WORK TO COMPLETE ::
Answer these questions from the licensing inspection report below:
(a) What is the number of the complaint investigated on July 23, 2024?
(b) What approximate weight does the report from O1 give for the patient?
(c) According to the facility policy quoted in the second deficiency, how often is Fall Prevention and Recovery Training required?

Source: AZ State Licensing Agency

1total
2deficiencies
Jul 23, 2024Complaint

An on-site investigation of complaint AZ00202591 was conducted on July 23, 2024, and the following deficiencies were cited :

Health care institutions; cardiopulmonary resuscitation; first aid; immunity; falls; definitionA.R.S. § 36-420.B.2Corrected Aug 17, 2024

Based on documentation review, record review, and interview, for one resident reviewed, the health care institution failed to provide appropriate first aid to a non-injured resident who had fallen, appeared to be uninjured, and was able to reasonably recover independently. The deficient practice posed a risk as the facility called 911 instead of providing first aid to a non-injured resident by assisting them off the floor after a fall. Findings include: 1. A review of facility policies and procedures revealed a policy titled "Fall Prevention and Fall Recovery," which documented, "... Fall Prevention and Recovery Training is required upon hire....CPR or first aid is rendered in good faith and consistent with certification standards." 2. In documentation review, the Department received a report from O1 which documented on October 28, 2023, "... Staff failed to restore patient... On arrival Engine 26 finds an adult [R1] at... home sitting upright on floor, and in no obvious distress or discomfort. [R1] states ... tripped and fell... denies pain anywhere... denies any loss of consciousness... denies any neck or back pain Staff on scene states they cannot lift patient by themselves. Patient weight approximately 300 pounds. Patient states... simply wants to be able to stand up. Patient was lifted up with assistance of a lift belt, and placed onto a chair and was left on scene." 3. During an interview, R1 reported [R1] had fallen and had a seizure and fall in the past, and went to the hospital. R1 did not seem to recall the specific incident of October 28, 2024. 4. A review of the staff schedules revealed E3 worked at the facility on October 28, 2024. 5. During an interview, E1 and E2 reported E3 worked as a caregiver at the at the facility on October 28, 2024, and did not report the call to emergency services to E1 or E2. E1 and E2 reported being unaware of the incident, and did not have documentation of the incident; however, reported R1 had seizures sometimes and fell, and the facility had called 911. E1 reported E3 no longer worked at the facility.

Health care institutions; fall prevention and fall recovery; training programs; definitionA.R.S. § 36-420.01.ACorrected Aug 17, 2024

Based on record review, documentation review, and interview, for three of three staff records reviewed, the health care institution failed to develop a training program for all staff regarding fall prevention and fall recovery. The deficient practice posed a risk as organized instruction and information related to resident care and safety was not implemented. Findings include: 1. In record review, the personnel records for E3, E4 and E5, included documention the staff received training on fall prevention and fall recovery. 2. In documentation review, the facility did not have documentation of a training program for staff regarding fall prevention and fall recovery. A facility policy, titled, "Fall Prevention and Fall Recovery, " documented, "... Fall Prevention and Recovery Training is required upon hire and at least every 12 months thereafter... The facility's Fall Prevention and Recovery in service training program is developed using the Arizona Falls Prevention Coalition's information and training materials..." 3. During an interview, the findings were reviewed with E1, E2 and E6. E6 reported the facility "went over the information" with the staff; however, acknowledged the facility did not have documentation of a training program regarding fall prevention and fall recovery, as indicated by the facility's policy.

Stored items from a collection:
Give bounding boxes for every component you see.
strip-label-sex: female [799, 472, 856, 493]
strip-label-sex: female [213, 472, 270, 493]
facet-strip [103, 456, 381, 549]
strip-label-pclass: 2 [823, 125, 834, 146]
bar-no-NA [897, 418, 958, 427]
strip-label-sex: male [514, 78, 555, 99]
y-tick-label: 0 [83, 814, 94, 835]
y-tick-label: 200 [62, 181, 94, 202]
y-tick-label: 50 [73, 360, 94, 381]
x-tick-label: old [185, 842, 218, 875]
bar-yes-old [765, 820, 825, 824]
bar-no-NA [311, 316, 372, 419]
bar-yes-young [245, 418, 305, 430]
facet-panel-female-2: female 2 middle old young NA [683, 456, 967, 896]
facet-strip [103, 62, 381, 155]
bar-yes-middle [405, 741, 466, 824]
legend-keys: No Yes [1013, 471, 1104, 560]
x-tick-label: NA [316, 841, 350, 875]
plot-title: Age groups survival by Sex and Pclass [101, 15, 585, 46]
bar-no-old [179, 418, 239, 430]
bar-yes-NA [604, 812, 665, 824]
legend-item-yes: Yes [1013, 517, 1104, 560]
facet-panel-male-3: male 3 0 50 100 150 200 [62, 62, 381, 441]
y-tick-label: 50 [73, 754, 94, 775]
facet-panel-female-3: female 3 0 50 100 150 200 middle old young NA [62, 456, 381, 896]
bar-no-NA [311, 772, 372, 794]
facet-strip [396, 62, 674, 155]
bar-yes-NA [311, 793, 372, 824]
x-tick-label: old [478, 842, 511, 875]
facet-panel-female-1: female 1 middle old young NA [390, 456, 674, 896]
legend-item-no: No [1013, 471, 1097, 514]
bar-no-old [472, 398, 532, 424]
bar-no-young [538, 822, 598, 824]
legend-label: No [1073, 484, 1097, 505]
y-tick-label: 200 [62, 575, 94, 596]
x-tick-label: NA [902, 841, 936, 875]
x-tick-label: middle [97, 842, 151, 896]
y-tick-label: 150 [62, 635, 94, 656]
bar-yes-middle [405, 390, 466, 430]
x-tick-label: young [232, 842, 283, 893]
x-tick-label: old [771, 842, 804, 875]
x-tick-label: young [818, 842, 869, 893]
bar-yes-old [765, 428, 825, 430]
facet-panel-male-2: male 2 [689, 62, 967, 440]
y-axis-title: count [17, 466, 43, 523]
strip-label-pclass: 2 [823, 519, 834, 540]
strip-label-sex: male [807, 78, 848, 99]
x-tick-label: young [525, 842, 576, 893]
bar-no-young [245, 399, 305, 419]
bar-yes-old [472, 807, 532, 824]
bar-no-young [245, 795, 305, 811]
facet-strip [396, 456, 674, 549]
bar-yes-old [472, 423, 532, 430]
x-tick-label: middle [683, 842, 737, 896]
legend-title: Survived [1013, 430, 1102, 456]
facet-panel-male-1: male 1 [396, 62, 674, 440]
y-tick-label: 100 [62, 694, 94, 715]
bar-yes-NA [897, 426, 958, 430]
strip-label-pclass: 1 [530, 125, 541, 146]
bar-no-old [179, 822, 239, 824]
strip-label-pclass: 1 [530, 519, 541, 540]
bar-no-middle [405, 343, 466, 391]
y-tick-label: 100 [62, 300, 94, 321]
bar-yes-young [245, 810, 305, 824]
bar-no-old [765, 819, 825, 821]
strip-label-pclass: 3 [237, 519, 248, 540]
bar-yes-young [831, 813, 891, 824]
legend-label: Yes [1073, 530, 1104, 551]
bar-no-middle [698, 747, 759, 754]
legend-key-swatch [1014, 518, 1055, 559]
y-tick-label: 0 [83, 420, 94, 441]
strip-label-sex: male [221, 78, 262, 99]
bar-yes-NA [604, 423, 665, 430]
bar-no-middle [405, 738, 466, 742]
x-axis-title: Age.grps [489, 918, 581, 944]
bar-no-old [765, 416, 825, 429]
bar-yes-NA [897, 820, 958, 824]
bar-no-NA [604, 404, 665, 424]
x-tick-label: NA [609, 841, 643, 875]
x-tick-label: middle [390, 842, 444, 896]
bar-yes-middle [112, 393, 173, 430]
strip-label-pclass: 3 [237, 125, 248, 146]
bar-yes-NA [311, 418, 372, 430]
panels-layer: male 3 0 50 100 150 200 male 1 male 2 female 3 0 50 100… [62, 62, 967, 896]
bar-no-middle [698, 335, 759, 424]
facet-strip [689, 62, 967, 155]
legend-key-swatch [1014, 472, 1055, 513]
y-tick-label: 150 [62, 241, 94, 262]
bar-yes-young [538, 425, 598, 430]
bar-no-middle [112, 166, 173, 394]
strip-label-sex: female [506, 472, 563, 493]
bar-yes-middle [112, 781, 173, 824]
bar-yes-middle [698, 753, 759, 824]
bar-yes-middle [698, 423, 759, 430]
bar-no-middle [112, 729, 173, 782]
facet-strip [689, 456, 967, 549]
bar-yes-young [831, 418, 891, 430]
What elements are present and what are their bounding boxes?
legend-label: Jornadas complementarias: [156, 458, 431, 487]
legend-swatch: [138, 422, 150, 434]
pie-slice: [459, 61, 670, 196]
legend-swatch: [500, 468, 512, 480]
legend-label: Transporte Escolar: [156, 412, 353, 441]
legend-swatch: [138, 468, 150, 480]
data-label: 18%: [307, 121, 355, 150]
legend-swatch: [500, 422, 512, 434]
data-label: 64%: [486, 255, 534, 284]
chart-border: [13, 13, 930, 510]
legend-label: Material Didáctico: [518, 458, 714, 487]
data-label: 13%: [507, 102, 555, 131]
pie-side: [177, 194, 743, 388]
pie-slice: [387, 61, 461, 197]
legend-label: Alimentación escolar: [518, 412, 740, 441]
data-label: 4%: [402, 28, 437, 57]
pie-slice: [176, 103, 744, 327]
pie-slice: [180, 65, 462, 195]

YOUR SOLUTION ::
(a) AZ00202591
(b) Approximately 300 pounds
(c) Upon hire and at least every 12 months thereafter